------ DATA SHOWN ------
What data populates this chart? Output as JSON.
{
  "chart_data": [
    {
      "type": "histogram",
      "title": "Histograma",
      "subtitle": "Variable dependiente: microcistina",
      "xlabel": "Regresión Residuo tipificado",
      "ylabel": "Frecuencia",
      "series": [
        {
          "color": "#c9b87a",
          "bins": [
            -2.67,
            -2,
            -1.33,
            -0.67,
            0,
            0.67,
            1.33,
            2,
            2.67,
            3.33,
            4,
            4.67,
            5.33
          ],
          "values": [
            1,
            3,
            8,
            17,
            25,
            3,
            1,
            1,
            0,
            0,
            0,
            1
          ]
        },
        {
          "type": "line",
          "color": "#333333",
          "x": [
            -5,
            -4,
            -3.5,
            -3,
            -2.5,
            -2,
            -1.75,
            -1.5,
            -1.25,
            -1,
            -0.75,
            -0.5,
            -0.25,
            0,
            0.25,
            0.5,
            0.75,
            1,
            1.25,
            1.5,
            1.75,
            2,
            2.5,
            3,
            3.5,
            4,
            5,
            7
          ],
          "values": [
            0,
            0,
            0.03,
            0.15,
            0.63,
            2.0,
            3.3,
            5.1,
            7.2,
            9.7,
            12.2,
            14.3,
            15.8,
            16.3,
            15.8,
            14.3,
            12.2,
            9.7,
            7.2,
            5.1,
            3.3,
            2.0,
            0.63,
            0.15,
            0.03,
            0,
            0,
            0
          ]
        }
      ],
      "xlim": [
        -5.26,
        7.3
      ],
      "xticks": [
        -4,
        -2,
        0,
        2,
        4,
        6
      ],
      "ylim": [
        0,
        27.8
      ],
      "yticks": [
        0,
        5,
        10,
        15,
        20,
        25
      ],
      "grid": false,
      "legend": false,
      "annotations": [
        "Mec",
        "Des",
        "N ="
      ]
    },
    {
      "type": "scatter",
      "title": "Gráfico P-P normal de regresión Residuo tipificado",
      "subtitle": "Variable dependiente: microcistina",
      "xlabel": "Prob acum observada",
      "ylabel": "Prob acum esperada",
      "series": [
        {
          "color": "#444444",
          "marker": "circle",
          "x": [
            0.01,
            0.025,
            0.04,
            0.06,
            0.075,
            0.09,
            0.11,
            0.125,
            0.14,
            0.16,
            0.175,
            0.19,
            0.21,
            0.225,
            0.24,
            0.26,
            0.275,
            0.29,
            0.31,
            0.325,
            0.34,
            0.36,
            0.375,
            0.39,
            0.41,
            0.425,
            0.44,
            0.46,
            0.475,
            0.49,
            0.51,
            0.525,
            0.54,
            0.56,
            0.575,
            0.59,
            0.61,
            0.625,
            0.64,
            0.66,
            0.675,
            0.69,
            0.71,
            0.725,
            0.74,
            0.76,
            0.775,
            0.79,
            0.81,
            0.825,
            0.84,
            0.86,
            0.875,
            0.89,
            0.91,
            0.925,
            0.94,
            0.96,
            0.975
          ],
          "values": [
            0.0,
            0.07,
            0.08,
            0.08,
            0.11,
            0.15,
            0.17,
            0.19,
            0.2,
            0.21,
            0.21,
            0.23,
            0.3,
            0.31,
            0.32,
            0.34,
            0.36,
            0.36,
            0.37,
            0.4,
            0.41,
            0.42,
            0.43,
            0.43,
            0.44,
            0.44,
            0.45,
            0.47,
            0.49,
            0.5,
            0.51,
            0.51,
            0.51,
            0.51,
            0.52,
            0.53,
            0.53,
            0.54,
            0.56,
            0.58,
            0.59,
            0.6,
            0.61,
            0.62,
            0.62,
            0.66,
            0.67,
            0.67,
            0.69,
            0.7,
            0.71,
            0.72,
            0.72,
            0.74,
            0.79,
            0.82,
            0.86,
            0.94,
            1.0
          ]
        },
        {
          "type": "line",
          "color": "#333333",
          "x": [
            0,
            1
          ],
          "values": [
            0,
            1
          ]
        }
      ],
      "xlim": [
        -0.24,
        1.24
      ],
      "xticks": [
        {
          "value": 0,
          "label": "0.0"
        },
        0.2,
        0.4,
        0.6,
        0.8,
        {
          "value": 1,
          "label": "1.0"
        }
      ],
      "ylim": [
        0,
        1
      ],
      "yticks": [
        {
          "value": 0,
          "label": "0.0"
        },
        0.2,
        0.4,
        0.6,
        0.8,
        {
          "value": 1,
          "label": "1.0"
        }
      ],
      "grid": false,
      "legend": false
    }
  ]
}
------
------ DATA SHOWN ------
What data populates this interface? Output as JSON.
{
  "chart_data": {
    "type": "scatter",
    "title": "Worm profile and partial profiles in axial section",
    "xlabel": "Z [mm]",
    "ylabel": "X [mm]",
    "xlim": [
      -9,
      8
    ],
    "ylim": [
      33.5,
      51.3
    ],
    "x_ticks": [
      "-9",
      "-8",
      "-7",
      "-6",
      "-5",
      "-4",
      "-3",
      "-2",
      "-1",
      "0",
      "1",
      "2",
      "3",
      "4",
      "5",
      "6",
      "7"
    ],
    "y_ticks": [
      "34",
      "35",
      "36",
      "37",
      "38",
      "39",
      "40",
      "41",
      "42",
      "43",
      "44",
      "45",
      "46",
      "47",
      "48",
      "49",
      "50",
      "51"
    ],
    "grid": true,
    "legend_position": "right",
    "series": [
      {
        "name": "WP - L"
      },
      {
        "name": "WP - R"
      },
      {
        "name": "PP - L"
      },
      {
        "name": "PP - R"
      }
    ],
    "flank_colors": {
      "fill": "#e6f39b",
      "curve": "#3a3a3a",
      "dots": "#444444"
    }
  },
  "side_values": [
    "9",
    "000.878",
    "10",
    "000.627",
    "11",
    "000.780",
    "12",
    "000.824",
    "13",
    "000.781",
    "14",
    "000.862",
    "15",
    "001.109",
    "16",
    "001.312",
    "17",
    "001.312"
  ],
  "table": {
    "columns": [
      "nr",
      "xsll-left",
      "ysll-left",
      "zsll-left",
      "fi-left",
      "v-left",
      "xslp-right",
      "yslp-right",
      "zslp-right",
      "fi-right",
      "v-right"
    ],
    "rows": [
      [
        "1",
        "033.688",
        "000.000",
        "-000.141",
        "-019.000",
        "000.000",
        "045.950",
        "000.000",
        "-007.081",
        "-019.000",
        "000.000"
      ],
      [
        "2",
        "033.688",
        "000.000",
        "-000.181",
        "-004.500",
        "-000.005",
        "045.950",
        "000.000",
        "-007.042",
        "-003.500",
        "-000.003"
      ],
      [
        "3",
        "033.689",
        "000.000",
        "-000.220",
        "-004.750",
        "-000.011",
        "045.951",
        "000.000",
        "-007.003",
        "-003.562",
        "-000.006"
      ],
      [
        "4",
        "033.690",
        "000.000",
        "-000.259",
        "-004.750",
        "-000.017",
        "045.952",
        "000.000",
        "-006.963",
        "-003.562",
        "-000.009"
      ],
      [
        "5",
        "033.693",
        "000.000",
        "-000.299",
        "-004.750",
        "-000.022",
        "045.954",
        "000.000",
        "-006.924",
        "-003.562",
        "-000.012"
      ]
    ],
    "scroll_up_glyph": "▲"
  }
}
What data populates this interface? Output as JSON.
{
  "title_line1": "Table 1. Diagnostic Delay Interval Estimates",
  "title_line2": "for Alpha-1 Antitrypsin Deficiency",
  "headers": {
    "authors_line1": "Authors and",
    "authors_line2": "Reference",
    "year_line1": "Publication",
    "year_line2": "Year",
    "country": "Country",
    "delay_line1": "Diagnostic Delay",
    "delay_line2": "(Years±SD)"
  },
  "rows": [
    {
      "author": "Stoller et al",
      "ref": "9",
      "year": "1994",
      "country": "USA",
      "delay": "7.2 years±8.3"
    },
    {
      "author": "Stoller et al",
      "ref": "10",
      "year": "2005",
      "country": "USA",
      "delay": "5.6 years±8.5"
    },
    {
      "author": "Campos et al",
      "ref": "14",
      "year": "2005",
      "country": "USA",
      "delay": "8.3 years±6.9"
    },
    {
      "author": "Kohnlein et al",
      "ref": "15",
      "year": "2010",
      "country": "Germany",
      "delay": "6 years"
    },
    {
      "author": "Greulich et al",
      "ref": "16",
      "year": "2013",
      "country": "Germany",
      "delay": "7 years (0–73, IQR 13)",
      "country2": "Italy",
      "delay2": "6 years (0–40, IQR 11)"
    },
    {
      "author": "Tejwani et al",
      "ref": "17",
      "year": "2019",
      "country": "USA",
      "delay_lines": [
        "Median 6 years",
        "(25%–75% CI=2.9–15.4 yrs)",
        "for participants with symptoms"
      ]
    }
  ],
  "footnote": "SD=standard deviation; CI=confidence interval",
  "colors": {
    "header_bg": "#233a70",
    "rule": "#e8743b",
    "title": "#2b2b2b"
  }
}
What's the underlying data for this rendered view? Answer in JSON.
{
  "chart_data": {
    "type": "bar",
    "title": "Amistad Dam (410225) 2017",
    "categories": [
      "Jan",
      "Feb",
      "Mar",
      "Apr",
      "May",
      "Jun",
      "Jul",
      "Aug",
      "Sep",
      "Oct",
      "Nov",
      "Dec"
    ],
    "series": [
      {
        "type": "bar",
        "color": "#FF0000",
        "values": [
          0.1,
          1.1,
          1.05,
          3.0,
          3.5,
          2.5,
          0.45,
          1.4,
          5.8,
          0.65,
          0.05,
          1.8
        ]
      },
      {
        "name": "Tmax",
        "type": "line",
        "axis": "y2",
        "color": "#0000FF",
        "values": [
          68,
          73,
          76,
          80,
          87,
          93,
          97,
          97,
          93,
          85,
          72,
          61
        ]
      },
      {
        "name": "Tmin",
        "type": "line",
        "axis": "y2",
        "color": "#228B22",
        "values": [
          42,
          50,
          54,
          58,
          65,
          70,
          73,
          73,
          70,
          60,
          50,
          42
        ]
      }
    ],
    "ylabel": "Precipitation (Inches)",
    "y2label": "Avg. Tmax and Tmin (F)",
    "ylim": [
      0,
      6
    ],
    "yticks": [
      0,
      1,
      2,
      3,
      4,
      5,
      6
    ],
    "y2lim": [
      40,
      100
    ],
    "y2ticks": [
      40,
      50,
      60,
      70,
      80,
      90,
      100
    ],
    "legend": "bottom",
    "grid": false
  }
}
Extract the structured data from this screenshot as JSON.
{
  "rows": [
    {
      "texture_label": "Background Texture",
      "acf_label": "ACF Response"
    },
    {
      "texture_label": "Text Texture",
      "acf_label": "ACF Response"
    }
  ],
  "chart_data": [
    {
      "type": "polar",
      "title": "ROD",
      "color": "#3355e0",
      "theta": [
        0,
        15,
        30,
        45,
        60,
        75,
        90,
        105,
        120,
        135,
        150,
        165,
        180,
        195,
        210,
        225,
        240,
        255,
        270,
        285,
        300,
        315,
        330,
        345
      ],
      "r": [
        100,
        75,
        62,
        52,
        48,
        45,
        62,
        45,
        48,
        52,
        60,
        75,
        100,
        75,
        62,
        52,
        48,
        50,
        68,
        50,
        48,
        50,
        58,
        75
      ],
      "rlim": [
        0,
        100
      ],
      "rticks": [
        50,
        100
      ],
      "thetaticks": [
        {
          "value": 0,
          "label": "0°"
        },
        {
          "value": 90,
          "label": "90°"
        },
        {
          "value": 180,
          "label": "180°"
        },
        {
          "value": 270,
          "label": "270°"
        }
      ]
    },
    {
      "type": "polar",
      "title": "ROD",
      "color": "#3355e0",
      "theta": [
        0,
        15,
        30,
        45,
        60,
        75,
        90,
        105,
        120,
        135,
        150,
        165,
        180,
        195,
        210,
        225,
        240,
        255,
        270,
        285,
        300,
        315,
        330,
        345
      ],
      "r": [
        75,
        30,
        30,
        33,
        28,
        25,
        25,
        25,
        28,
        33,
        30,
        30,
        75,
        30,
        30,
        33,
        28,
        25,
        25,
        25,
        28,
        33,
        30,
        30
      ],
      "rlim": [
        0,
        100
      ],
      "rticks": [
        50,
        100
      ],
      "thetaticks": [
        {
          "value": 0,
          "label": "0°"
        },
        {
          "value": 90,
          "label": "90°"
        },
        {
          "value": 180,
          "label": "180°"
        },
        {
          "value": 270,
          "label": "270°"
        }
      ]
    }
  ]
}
------
------ DATA SHOWN ------
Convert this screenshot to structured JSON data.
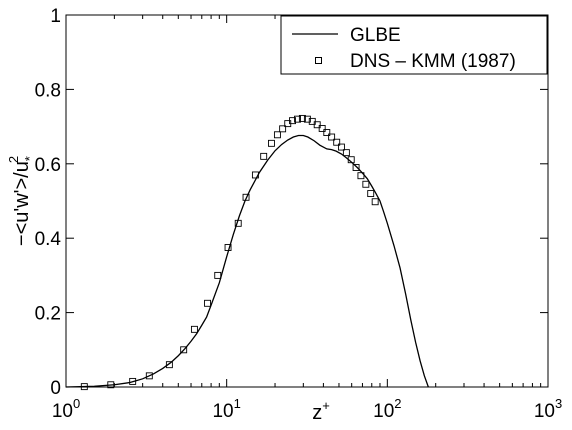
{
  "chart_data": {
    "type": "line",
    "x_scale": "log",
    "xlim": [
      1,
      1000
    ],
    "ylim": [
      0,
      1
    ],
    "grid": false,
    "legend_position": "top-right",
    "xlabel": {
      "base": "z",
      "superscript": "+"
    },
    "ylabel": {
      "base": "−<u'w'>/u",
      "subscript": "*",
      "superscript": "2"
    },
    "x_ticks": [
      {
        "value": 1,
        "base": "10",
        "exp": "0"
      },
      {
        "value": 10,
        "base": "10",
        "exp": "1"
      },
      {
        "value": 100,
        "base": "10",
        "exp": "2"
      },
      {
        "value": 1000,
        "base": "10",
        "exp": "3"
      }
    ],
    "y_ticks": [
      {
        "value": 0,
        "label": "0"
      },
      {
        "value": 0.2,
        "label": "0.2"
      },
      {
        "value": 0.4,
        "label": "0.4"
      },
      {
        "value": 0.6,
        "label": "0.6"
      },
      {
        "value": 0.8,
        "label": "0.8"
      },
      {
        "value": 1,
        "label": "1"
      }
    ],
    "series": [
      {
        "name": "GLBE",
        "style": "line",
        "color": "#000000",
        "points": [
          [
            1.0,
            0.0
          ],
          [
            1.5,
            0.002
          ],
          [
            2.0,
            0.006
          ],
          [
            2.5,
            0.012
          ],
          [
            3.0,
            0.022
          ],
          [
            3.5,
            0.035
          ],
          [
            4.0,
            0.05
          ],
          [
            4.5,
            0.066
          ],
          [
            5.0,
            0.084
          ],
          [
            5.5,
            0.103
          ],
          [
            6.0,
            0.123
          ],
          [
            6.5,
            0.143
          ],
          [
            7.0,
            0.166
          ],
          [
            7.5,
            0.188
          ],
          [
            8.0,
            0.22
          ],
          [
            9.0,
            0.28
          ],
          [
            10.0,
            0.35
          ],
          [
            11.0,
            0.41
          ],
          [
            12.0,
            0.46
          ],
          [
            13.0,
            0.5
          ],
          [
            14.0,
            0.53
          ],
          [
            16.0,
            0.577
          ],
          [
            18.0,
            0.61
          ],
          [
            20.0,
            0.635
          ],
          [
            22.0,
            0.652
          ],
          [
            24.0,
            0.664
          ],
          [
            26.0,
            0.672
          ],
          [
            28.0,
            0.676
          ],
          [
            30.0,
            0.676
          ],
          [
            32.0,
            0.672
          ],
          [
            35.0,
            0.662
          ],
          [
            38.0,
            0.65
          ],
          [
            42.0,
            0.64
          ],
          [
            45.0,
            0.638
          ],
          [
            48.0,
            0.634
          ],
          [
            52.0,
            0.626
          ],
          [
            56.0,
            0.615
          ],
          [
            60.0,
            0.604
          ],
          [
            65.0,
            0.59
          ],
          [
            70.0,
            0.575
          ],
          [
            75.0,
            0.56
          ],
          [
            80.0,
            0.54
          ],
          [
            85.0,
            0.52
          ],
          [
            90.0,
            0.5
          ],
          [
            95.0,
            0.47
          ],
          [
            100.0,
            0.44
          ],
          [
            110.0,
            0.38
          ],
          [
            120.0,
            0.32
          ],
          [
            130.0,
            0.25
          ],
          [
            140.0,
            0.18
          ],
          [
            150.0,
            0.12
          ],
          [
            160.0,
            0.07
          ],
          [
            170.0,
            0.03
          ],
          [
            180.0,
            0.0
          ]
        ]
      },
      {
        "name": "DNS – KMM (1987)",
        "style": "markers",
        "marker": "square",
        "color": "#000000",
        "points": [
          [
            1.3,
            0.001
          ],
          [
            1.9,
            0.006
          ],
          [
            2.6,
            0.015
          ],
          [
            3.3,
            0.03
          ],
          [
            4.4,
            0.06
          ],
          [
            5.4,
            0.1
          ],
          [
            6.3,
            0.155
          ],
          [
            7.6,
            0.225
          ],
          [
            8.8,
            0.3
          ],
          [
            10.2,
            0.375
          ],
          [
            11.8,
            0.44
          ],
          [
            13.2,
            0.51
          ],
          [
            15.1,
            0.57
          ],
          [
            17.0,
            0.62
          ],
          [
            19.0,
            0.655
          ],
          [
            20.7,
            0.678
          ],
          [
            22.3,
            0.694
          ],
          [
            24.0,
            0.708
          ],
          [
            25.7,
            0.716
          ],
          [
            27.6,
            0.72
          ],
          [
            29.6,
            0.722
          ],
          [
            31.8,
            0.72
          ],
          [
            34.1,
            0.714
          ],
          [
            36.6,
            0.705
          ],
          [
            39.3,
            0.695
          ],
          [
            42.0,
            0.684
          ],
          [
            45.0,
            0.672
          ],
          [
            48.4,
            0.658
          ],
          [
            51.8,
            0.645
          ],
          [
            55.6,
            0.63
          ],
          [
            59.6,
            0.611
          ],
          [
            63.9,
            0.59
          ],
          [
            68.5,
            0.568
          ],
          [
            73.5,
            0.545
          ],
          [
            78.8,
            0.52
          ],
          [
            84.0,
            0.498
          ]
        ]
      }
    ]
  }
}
------
TASK GOAL: Check each line above for the string "Texture", then copy the ones that have it.

ANSWER TO THIS PROBLEM:
      "texture_label": "Background Texture",
      "texture_label": "Text Texture",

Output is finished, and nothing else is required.